> [YOUR GOAL]: Return a copy of each line that holds the string "AMSEAS".

> [INPUT MATERIAL]:
.....

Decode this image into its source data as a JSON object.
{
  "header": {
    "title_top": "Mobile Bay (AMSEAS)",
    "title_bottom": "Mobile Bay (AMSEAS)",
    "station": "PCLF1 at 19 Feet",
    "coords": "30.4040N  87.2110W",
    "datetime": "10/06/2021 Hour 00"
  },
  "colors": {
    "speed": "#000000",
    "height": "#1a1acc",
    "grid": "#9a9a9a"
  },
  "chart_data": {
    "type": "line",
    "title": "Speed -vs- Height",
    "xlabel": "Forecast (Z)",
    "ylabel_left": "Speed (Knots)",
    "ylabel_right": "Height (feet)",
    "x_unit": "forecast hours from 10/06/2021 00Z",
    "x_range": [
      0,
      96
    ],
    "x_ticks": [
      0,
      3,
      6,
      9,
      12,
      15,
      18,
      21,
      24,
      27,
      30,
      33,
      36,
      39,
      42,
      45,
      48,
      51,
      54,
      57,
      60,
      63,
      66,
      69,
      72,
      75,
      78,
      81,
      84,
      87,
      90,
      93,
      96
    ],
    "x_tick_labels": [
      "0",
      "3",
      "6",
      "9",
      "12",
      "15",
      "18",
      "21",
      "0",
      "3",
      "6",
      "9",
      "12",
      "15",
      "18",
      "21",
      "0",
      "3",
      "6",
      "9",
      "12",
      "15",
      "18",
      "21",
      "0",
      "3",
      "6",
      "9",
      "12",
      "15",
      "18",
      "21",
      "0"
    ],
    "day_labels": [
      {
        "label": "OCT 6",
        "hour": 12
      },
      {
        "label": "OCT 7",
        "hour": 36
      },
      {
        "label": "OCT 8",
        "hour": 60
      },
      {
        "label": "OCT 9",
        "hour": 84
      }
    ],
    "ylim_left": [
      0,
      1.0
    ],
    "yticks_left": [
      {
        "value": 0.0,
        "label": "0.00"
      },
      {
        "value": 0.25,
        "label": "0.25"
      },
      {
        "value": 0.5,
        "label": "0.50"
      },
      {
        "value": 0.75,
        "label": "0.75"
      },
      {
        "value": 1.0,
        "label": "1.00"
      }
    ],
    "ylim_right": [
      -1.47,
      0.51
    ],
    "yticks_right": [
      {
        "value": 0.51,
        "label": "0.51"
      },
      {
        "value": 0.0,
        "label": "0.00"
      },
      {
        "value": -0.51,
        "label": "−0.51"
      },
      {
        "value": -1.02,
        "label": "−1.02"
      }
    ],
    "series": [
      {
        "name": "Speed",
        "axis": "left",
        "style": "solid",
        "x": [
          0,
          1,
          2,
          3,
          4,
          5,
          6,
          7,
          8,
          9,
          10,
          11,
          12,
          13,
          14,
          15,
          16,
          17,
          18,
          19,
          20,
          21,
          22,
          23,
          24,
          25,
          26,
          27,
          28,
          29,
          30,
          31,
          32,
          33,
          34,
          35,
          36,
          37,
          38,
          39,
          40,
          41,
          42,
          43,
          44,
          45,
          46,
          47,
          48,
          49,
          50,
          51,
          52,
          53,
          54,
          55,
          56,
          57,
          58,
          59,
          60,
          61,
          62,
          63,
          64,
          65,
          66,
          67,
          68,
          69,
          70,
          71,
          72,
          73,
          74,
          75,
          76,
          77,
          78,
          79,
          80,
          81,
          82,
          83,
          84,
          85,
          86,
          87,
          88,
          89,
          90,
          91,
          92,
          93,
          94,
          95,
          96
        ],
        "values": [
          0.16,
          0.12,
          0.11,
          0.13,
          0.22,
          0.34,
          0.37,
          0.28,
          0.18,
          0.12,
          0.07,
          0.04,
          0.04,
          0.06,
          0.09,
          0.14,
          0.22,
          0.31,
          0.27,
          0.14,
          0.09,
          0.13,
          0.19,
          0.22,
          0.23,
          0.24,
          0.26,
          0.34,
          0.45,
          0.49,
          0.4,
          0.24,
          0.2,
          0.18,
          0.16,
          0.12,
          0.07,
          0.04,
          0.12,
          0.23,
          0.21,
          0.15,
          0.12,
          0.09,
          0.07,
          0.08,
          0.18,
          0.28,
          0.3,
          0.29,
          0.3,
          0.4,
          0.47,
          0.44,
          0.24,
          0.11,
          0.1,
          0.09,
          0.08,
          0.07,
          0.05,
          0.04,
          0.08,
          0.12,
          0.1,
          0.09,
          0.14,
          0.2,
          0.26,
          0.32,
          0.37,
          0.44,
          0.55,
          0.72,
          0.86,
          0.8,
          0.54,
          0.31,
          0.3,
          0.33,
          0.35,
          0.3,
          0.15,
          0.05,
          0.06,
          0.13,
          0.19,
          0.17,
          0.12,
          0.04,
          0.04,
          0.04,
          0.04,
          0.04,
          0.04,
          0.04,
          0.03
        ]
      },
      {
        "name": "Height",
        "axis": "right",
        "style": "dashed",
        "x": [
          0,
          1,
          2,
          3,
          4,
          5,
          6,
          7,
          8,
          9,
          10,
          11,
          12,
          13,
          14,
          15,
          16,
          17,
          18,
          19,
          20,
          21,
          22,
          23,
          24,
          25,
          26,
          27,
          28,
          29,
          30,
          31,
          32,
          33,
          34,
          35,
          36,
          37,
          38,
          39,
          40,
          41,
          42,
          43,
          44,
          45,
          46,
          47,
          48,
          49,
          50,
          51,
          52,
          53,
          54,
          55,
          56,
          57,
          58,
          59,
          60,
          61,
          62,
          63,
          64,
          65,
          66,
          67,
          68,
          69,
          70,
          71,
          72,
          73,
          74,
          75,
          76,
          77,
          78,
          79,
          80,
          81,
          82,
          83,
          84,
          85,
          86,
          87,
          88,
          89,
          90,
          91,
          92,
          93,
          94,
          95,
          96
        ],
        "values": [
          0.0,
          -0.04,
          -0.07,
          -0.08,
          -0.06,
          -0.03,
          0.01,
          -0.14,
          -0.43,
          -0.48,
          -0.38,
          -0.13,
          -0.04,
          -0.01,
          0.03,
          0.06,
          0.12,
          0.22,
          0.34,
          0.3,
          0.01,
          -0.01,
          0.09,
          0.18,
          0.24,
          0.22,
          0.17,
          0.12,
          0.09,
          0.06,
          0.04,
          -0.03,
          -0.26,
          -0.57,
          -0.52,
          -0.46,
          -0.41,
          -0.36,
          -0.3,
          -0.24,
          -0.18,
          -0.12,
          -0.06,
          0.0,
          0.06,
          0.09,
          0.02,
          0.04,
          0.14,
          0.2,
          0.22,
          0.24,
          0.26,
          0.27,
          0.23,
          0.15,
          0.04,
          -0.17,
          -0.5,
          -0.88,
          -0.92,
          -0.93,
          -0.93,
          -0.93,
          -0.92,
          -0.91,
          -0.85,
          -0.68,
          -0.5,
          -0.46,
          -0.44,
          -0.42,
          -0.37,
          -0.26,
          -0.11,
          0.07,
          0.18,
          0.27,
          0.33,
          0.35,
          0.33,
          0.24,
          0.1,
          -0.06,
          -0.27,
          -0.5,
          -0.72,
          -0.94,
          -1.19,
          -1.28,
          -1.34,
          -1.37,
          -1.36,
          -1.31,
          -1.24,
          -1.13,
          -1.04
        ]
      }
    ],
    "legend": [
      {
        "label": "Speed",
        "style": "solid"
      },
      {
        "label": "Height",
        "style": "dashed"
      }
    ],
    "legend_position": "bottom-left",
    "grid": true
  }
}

.....

> [EXERCISE SOLUTION]:
    "title_top": "Mobile Bay (AMSEAS)",
    "title_bottom": "Mobile Bay (AMSEAS)",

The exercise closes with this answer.